** Start of Records supplied **
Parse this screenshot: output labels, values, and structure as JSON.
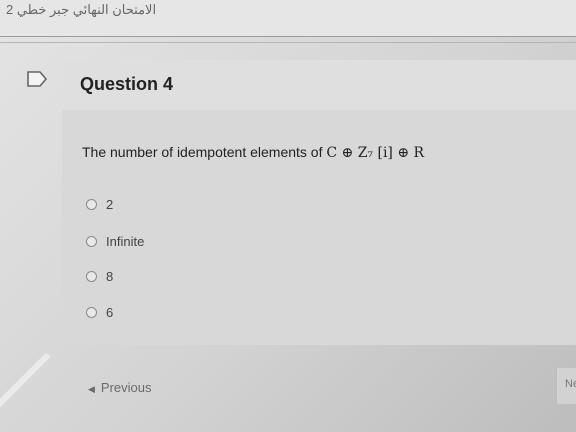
{
  "header": {
    "exam_title": "الامتحان النهائي جبر خطي 2"
  },
  "question": {
    "title": "Question 4",
    "text": "The number of idempotent elements of ",
    "math": "C ⊕ Z₇ [i] ⊕ R",
    "options": [
      {
        "label": "2",
        "selected": false
      },
      {
        "label": "Infinite",
        "selected": false
      },
      {
        "label": "8",
        "selected": false
      },
      {
        "label": "6",
        "selected": false
      }
    ]
  },
  "navigation": {
    "previous_label": "Previous",
    "next_label": "Ne"
  },
  "icons": {
    "flag": "flag-icon",
    "previous": "chevron-left-icon"
  }
}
** End of Records supplied **
▶ What you need to do
Copy out each line word for word, please, skipping the images.

▶ Final answer
Parse this screenshot: output labels, values, and structure as JSON.
{
  "header": {
    "exam_title": "الامتحان النهائي جبر خطي 2"
  },
  "question": {
    "title": "Question 4",
    "text": "The number of idempotent elements of ",
    "math": "C ⊕ Z₇ [i] ⊕ R",
    "options": [
      {
        "label": "2",
        "selected": false
      },
      {
        "label": "Infinite",
        "selected": false
      },
      {
        "label": "8",
        "selected": false
      },
      {
        "label": "6",
        "selected": false
      }
    ]
  },
  "navigation": {
    "previous_label": "Previous",
    "next_label": "Ne"
  },
  "icons": {
    "flag": "flag-icon",
    "previous": "chevron-left-icon"
  }
}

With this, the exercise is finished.